■ **THE PROBLEM**
For each statement, say yes or no according to the text on building a marketing plan, and quote the exact words from it that decide the answer. 1. The software company in the example wants to target CTOs of large financial companies in the UK. 2. The writer says none of the suggested ideas cost money. 3. The writer presents the list of places a CTO might look for information as complete.

■ **TEXT PROVIDED**
How to put together a marketing strategy is a pretty massive topic for a relatively short blog. There are tons of templates online you can use. Lots of marketing consultants can offer assistance and guidance for a fee.
But if that’s not your bag, then maybe this is the blog for you. It won’t answer all your questions about marketing planning but hopefully this blog will ensure you develop a marketing plan of action that is on solid ground and includes practical activities rather than ending up with your final plan reading like a thesis never to be used and only there to be a place you put your coffee mug.
If you want a marketing plan that works, you need to start with customers. Love em or hate em, they pay our mortgages. So you’d better understand them and, more particularly, what keeps them up at night that you can help them with.
Ask yourself some questions:
- How much do I know about my current customers and their business?
- What motivates my customers to buy my and similar services?
- What Challenges, issues or threats do they have?
- Have I actually asked them what their issues or interests are?
- What problems do they need answers to?
- Where do they go for information, education, communication and entertainment?
There are lots more questions. I don’t have time to detail them all here. But the key is to really grasp what your clients need across their business. Where do they go on and offline for information? Who do they engage with in social media? Can you be present and visible in those situations? Can you provide answers in any of those circumstances?
Competition is rife. Choice is ever increasing. Prices pressure is increasing. So, it’s important to become a ‘trusted adviser’. Can you become the “go to” person in your sector? Why bother? Because it is easier when they come to you rather than you targeting them! And you can do that when you are seen as credible. It’s also much cheaper to acquire a customer in this way than to spend lots of money on advertising, direct mail and so on. I’m not saying you don’t have to spend. Indeed some of the ideas below cost money. However, it’s about focused spend rather than scattergun.
So, let’s take a practical example. A software company wants to target the CTO’s of large financial companies in the UK. This sector is its primary target audience. Now clearly we don’t know the specifics here. However, the question is to try to identify what issues these CTO’s face. Maybe it’s productivity. Maybe it’s functionality. Perhaps it’s an inability to deliver solutions. Possibly complex compliance and FSA issues. Whatever it is, let’s look at where the CTO’s may look for information or ask a subordinate to look.
- LinkedIn – maybe they may ask contacts for recommendations or intros. Perhaps they will review content and posts on a group. Possibly, they will ask a question about others having the same issue.
- Google search – they may task one of their team to review solutions to the problem by some search online
- Industry sources – associations and magazines have to provide input on trending topics. Perhaps they will scour these sites for inspiration.
- Vendor sites – if it’s Sage or Microsoft or some other well known software, maybe they will go to the vendor site and look for accredited suppliers.
- Twitter – maybe they will search twitter for trending topics and see who is majoring on this subject
- Seminars / events – is anyone running workshops, seminars or webinars on the subject matter that they might attend? Is there a forthcoming exhibition?
The above list is not meant to be exhaustive. I’m sure we could add other areas where the CTO might go for information, education and communication on the subject matter.
The questions are:
- How can you be present at their time of need?
- What communications are required for your business to be visible?
- What are the most likely effective channels of the above and what others are available?
- How can we become the “go to” people for advice and input?

■ **DATA RECORDS**
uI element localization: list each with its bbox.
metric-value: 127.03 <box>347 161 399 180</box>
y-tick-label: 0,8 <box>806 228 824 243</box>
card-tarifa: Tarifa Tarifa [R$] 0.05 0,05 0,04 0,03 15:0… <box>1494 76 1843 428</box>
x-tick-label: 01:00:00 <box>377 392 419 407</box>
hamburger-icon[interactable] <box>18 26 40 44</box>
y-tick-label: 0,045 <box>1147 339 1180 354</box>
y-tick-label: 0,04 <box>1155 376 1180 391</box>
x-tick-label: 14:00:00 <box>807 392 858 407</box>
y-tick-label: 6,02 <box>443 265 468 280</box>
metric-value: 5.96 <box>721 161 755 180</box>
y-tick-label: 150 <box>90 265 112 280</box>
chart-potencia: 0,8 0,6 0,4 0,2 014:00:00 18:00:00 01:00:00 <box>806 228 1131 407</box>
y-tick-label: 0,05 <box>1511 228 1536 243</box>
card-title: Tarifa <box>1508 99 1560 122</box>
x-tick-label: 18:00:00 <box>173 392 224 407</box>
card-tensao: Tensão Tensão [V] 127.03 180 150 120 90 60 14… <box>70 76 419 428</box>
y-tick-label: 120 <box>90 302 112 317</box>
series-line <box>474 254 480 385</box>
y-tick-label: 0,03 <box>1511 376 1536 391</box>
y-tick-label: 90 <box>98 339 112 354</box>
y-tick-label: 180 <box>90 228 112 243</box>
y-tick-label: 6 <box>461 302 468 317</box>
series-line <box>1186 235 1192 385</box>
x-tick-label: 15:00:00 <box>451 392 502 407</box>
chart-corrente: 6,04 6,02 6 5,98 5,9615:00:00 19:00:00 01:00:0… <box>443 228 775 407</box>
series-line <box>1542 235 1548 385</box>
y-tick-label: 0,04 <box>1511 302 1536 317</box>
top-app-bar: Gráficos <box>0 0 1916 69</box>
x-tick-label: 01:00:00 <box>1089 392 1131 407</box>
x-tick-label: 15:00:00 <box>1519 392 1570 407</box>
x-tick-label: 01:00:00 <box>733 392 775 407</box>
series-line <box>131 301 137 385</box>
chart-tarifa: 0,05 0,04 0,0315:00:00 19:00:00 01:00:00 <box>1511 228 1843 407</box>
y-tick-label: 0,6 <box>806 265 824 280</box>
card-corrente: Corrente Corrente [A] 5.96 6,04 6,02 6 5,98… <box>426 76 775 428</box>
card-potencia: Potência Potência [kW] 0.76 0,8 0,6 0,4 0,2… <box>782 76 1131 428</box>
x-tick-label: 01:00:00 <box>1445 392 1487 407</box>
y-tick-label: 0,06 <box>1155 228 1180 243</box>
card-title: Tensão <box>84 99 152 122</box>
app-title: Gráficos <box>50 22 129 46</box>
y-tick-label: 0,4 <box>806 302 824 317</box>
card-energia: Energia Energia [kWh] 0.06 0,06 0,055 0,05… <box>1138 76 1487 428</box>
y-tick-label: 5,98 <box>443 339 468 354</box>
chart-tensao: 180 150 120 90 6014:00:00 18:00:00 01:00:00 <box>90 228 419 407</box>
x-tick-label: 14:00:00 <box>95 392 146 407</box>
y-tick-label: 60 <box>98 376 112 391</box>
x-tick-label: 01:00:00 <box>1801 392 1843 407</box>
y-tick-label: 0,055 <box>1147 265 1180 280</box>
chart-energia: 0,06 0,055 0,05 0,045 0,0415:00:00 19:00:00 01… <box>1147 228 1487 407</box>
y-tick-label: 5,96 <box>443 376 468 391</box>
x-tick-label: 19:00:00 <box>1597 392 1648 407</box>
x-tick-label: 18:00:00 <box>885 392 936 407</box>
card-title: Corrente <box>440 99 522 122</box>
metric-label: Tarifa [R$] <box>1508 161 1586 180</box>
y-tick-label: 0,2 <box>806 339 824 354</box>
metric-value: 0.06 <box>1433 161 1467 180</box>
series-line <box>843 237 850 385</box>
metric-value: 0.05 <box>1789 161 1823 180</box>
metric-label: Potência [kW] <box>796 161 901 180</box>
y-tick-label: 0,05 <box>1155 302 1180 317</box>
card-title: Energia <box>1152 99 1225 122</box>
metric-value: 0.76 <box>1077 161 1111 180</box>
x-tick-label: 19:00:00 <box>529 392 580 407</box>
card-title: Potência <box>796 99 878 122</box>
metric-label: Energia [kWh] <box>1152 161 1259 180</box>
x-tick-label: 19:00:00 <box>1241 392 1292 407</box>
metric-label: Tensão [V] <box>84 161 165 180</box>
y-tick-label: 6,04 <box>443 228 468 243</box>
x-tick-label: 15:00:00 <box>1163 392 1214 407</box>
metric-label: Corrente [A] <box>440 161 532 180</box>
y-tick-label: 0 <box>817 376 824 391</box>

■ **EXERCISE RESPONSE**
1. Yes: "A software company wants to target the CTO’s of large financial companies in the UK."
2. No: "Indeed some of the ideas below cost money."
3. No: "The above list is not meant to be exhaustive."